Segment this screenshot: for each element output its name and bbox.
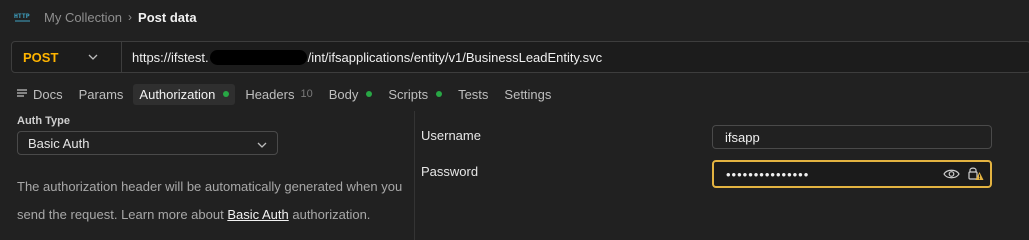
password-field[interactable]: ••••••••••••••• <box>712 160 992 188</box>
tab-tests[interactable]: Tests <box>452 84 494 105</box>
breadcrumb-separator: › <box>128 10 133 24</box>
method-select[interactable]: POST <box>12 42 122 72</box>
headers-count: 10 <box>300 88 313 100</box>
eye-icon[interactable] <box>943 168 960 180</box>
tab-body[interactable]: Body <box>323 84 379 105</box>
tab-params[interactable]: Params <box>73 84 130 105</box>
url-input[interactable]: https://ifstest. /int/ifsapplications/en… <box>122 49 603 65</box>
http-request-icon: HTTP <box>14 8 32 26</box>
auth-description: The authorization header will be automat… <box>17 173 412 229</box>
tab-label: Body <box>328 86 359 102</box>
chevron-down-icon <box>257 136 267 151</box>
tab-label: Headers <box>245 86 295 102</box>
auth-type-label: Auth Type <box>17 115 70 127</box>
tab-label: Docs <box>33 86 63 102</box>
url-end: /int/ifsapplications/entity/v1/BusinessL… <box>307 49 603 65</box>
username-value: ifsapp <box>725 129 760 145</box>
tab-authorization[interactable]: Authorization <box>133 83 236 105</box>
request-editor: HTTP My Collection › Post data POST http… <box>0 0 1029 240</box>
breadcrumb: HTTP My Collection › Post data <box>14 6 197 28</box>
docs-icon <box>17 89 28 99</box>
tab-label: Settings <box>504 86 552 102</box>
auth-type-value: Basic Auth <box>28 135 90 151</box>
tab-scripts[interactable]: Scripts <box>382 84 448 105</box>
chevron-down-icon <box>88 54 98 60</box>
request-title[interactable]: Post data <box>138 10 197 25</box>
username-field[interactable]: ifsapp <box>712 125 992 149</box>
auth-type-select[interactable]: Basic Auth <box>17 131 278 155</box>
username-label: Username <box>421 128 481 143</box>
method-label: POST <box>23 49 59 65</box>
tab-label: Scripts <box>388 86 429 102</box>
password-actions <box>943 166 984 181</box>
tab-headers[interactable]: Headers 10 <box>239 84 318 105</box>
tab-label: Params <box>78 86 124 102</box>
breadcrumb-collection[interactable]: My Collection <box>44 10 122 25</box>
basic-auth-link[interactable]: Basic Auth <box>227 207 288 222</box>
redaction-mark <box>209 49 307 65</box>
svg-text:HTTP: HTTP <box>14 12 30 20</box>
password-value: ••••••••••••••• <box>726 166 810 182</box>
request-tabs: Docs Params Authorization Headers 10 Bod… <box>11 82 561 106</box>
tab-label: Authorization <box>139 86 216 102</box>
status-dot <box>436 91 443 97</box>
password-label: Password <box>421 164 479 179</box>
url-bar: POST https://ifstest. /int/ifsapplicatio… <box>11 41 1029 73</box>
status-dot <box>366 91 373 97</box>
auth-description-tail: authorization. <box>288 207 371 222</box>
tab-docs[interactable]: Docs <box>11 84 69 105</box>
panel-divider <box>414 111 415 240</box>
status-dot <box>223 91 230 97</box>
tab-label: Tests <box>458 86 489 102</box>
tab-settings[interactable]: Settings <box>498 84 557 105</box>
lock-warning-icon[interactable] <box>968 166 984 181</box>
url-start: https://ifstest. <box>132 49 209 65</box>
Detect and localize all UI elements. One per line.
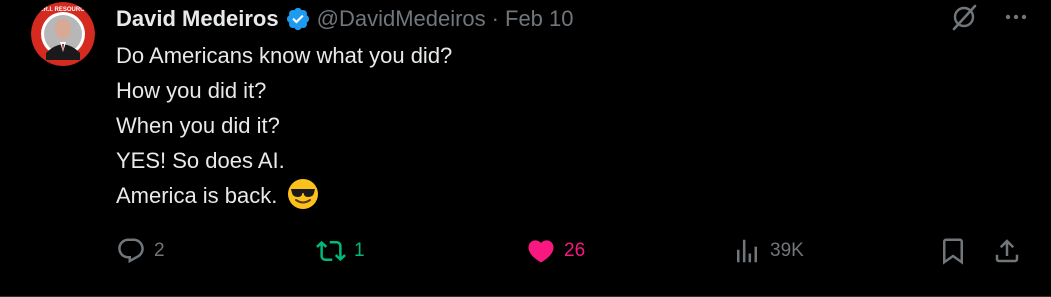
tweet-text-line: How you did it? bbox=[116, 78, 267, 103]
tweet-text: Do Americans know what you did? How you … bbox=[116, 38, 452, 213]
bookmark-icon bbox=[938, 236, 968, 266]
verified-badge-icon bbox=[285, 6, 311, 32]
sunglasses-emoji-icon bbox=[287, 178, 319, 210]
like-count: 26 bbox=[564, 240, 586, 261]
avatar-image: A.R.I. RESOURCE bbox=[31, 2, 95, 66]
svg-text:A.R.I. RESOURCE: A.R.I. RESOURCE bbox=[37, 7, 88, 13]
retweet-icon bbox=[316, 236, 346, 266]
bookmark-button[interactable] bbox=[938, 233, 968, 269]
reply-button[interactable]: 2 bbox=[116, 233, 165, 269]
share-icon bbox=[992, 236, 1022, 266]
reply-icon bbox=[116, 236, 146, 266]
tweet-action-bar: 2 1 26 39K bbox=[116, 233, 1026, 269]
tweet-text-line: America is back. bbox=[116, 183, 278, 208]
separator-dot: · bbox=[491, 6, 499, 31]
views-button[interactable]: 39K bbox=[732, 233, 804, 269]
user-handle[interactable]: @DavidMedeiros bbox=[317, 6, 486, 32]
tweet-text-line-last: America is back. bbox=[116, 178, 452, 213]
more-options-icon[interactable] bbox=[1003, 4, 1029, 35]
tweet-date[interactable]: Feb 10 bbox=[505, 6, 574, 32]
tweet-text-line: YES! So does AI. bbox=[116, 148, 285, 173]
tweet: A.R.I. RESOURCE David Medeiros @DavidMed… bbox=[0, 0, 1051, 297]
retweet-button[interactable]: 1 bbox=[316, 233, 365, 269]
heart-icon bbox=[526, 236, 556, 266]
reply-count: 2 bbox=[154, 240, 165, 261]
share-button[interactable] bbox=[992, 233, 1022, 269]
tweet-text-line: When you did it? bbox=[116, 113, 280, 138]
avatar[interactable]: A.R.I. RESOURCE bbox=[31, 2, 95, 66]
views-count: 39K bbox=[770, 240, 804, 261]
tweet-top-actions bbox=[949, 2, 1029, 37]
tweet-text-line: Do Americans know what you did? bbox=[116, 43, 453, 68]
tweet-header: David Medeiros @DavidMedeiros · Feb 10 bbox=[116, 4, 574, 34]
display-name[interactable]: David Medeiros bbox=[116, 6, 279, 32]
like-button[interactable]: 26 bbox=[526, 233, 585, 269]
analytics-icon bbox=[732, 236, 762, 266]
grok-icon[interactable] bbox=[949, 2, 979, 37]
retweet-count: 1 bbox=[354, 240, 365, 261]
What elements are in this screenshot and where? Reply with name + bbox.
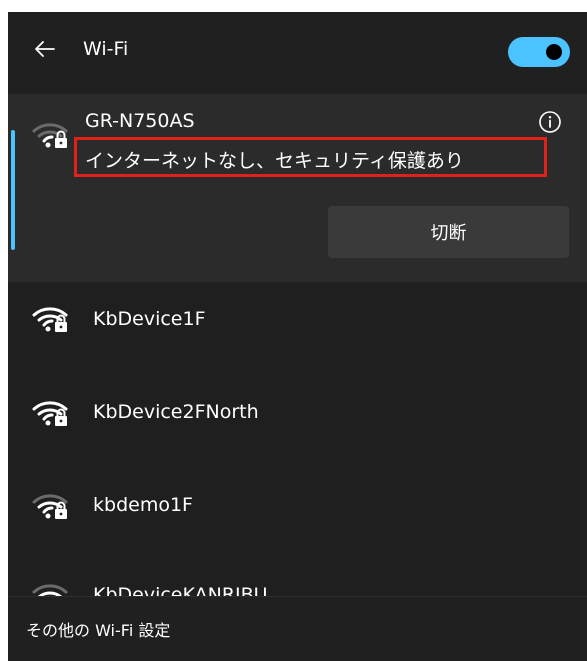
info-icon[interactable] [538, 110, 562, 134]
status-highlight-box [74, 137, 547, 177]
disconnect-button[interactable]: 切断 [328, 206, 569, 258]
wifi-secured-icon [32, 307, 68, 332]
wifi-flyout: Wi-Fi GR-N750AS インターネットなし、セキュリティ保護あり 切断 … [8, 12, 587, 661]
network-item-kbdevice1f[interactable]: KbDevice1F [93, 308, 206, 330]
more-wifi-settings-link[interactable]: その他の Wi-Fi 設定 [26, 617, 170, 641]
network-name: GR-N750AS [85, 110, 195, 132]
selection-indicator [11, 130, 15, 250]
wifi-secured-icon [32, 123, 68, 148]
wifi-secured-icon [32, 401, 68, 426]
wifi-toggle[interactable] [508, 37, 570, 67]
arrow-left-icon[interactable] [34, 38, 56, 60]
network-item-kbdemo1f[interactable]: kbdemo1F [93, 494, 193, 516]
toggle-knob [546, 44, 562, 60]
flyout-footer: その他の Wi-Fi 設定 [8, 596, 587, 661]
network-item-kbdevice2fnorth[interactable]: KbDevice2FNorth [93, 401, 259, 423]
wifi-header: Wi-Fi [8, 12, 587, 94]
wifi-secured-icon [32, 494, 68, 519]
page-title: Wi-Fi [83, 38, 129, 60]
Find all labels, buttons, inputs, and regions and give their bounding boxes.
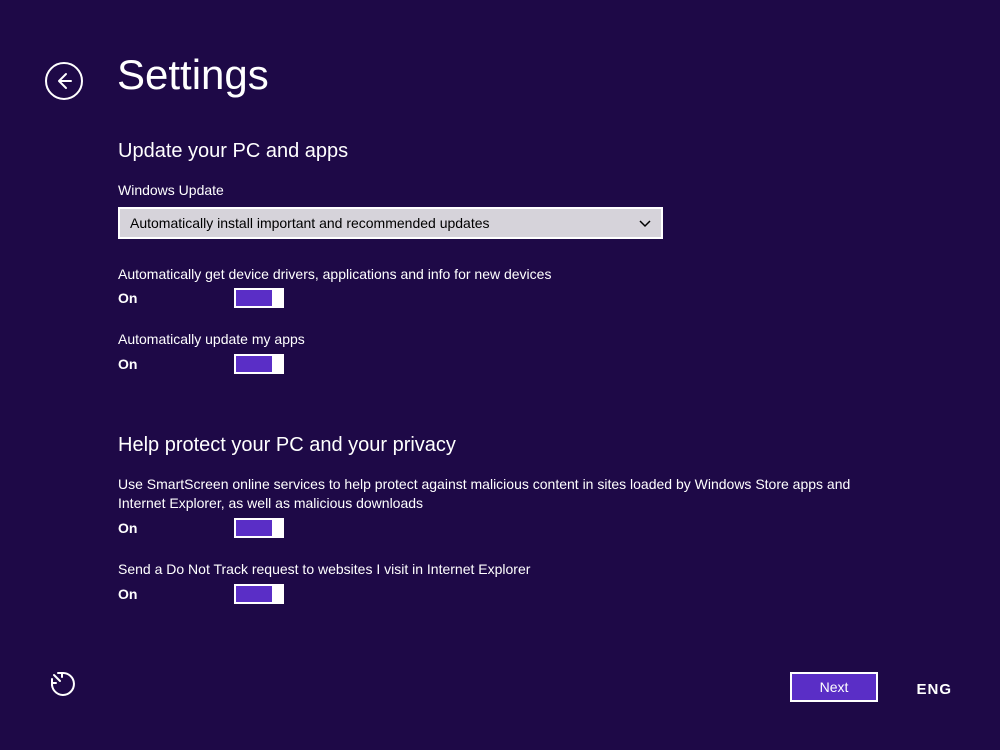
- ease-of-access-button[interactable]: [48, 669, 78, 704]
- toggle-state-drivers: On: [118, 290, 234, 306]
- select-value: Automatically install important and reco…: [130, 215, 651, 231]
- toggle-apps[interactable]: [234, 354, 284, 374]
- toggle-label-dnt: Send a Do Not Track request to websites …: [118, 560, 898, 580]
- toggle-drivers[interactable]: [234, 288, 284, 308]
- page-title: Settings: [117, 54, 269, 96]
- header: Settings: [45, 54, 269, 96]
- toggle-smartscreen[interactable]: [234, 518, 284, 538]
- next-button[interactable]: Next: [790, 672, 878, 702]
- section-heading-protect: Help protect your PC and your privacy: [118, 434, 940, 457]
- toggle-knob: [272, 584, 284, 604]
- toggle-label-smartscreen: Use SmartScreen online services to help …: [118, 475, 898, 514]
- toggle-dnt[interactable]: [234, 584, 284, 604]
- toggle-state-apps: On: [118, 356, 234, 372]
- section-heading-update: Update your PC and apps: [118, 140, 940, 163]
- toggle-label-drivers: Automatically get device drivers, applic…: [118, 265, 898, 285]
- toggle-state-dnt: On: [118, 586, 234, 602]
- dropdown-label: Windows Update: [118, 181, 940, 201]
- toggle-state-smartscreen: On: [118, 520, 234, 536]
- content: Update your PC and apps Windows Update A…: [118, 140, 940, 626]
- language-indicator[interactable]: ENG: [916, 681, 952, 698]
- chevron-down-icon: [639, 215, 651, 231]
- toggle-knob: [272, 354, 284, 374]
- footer: Next ENG: [0, 662, 1000, 702]
- back-arrow-icon: [54, 71, 74, 91]
- next-button-label: Next: [820, 679, 849, 695]
- toggle-label-apps: Automatically update my apps: [118, 330, 898, 350]
- back-button[interactable]: [45, 62, 83, 100]
- windows-update-select[interactable]: Automatically install important and reco…: [118, 207, 663, 239]
- toggle-knob: [272, 288, 284, 308]
- ease-of-access-icon: [48, 669, 78, 699]
- toggle-knob: [272, 518, 284, 538]
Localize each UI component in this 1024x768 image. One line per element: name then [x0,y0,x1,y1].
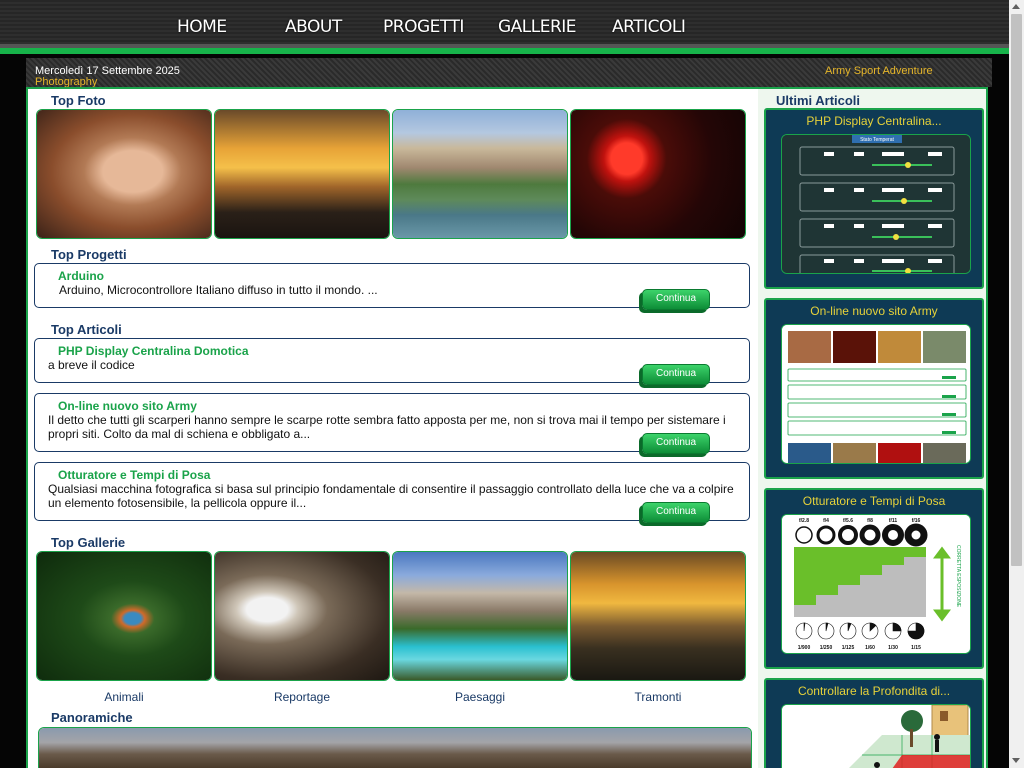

========

PROBLEM DETAILS — Render the lines from the one containing "info-icon[interactable] [538, 110, 562, 134]" through the one containing "page-title: Wi-Fi [83, 38, 129, 60]" as a numbered list, omitting any blank lines.

SOLUTION TO THE EXERCISE —
1. info-icon[interactable] [538, 110, 562, 134]
2. status-highlight-box [74, 137, 547, 177]
3. disconnect-button[interactable]: 切断 [328, 206, 569, 258]
4. wifi-secured-icon [32, 307, 68, 332]
5. wifi-flyout: Wi-Fi GR-N750AS インターネットなし、セキュリティ保護あり 切断 … [8, 12, 587, 661]
6. network-item-kbdevice1f[interactable]: KbDevice1F [93, 308, 206, 330]
7. more-wifi-settings-link[interactable]: その他の Wi-Fi 設定 [26, 617, 170, 641]
8. network-name: GR-N750AS [85, 110, 195, 132]
9. selection-indicator [11, 130, 15, 250]
10. wifi-secured-icon [32, 123, 68, 148]
11. wifi-secured-icon [32, 401, 68, 426]
12. wifi-toggle[interactable] [508, 37, 570, 67]
13. arrow-left-icon[interactable] [34, 38, 56, 60]
14. network-item-kbdemo1f[interactable]: kbdemo1F [93, 494, 193, 516]
15. toggle-knob [546, 44, 562, 60]
16. flyout-footer: その他の Wi-Fi 設定 [8, 596, 587, 661]
17. network-item-kbdevice2fnorth[interactable]: KbDevice2FNorth [93, 401, 259, 423]
18. wifi-header: Wi-Fi [8, 12, 587, 94]
19. wifi-secured-icon [32, 494, 68, 519]
20. page-title: Wi-Fi [83, 38, 129, 60]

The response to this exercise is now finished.